In the entries that follow, how many lines contain the word "pokyn"? Answer with the number only.

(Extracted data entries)

• • • • • • •

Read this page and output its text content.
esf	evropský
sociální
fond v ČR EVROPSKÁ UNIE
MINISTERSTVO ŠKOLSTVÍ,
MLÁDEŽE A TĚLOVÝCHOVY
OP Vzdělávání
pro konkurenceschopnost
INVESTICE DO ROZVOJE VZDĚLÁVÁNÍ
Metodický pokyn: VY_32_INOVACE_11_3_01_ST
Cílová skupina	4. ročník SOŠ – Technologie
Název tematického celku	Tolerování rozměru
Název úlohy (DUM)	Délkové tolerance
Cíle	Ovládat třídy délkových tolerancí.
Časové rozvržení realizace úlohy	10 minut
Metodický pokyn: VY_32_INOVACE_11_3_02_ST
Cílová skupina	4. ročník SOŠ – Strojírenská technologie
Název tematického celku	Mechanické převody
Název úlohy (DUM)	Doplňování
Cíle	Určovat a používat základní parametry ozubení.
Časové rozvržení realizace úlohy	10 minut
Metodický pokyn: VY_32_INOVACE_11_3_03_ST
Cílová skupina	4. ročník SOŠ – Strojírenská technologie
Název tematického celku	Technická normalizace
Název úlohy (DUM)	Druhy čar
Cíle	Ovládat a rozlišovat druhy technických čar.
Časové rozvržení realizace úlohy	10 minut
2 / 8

• • • • • • •

◆ FULL ANSWER ◆
3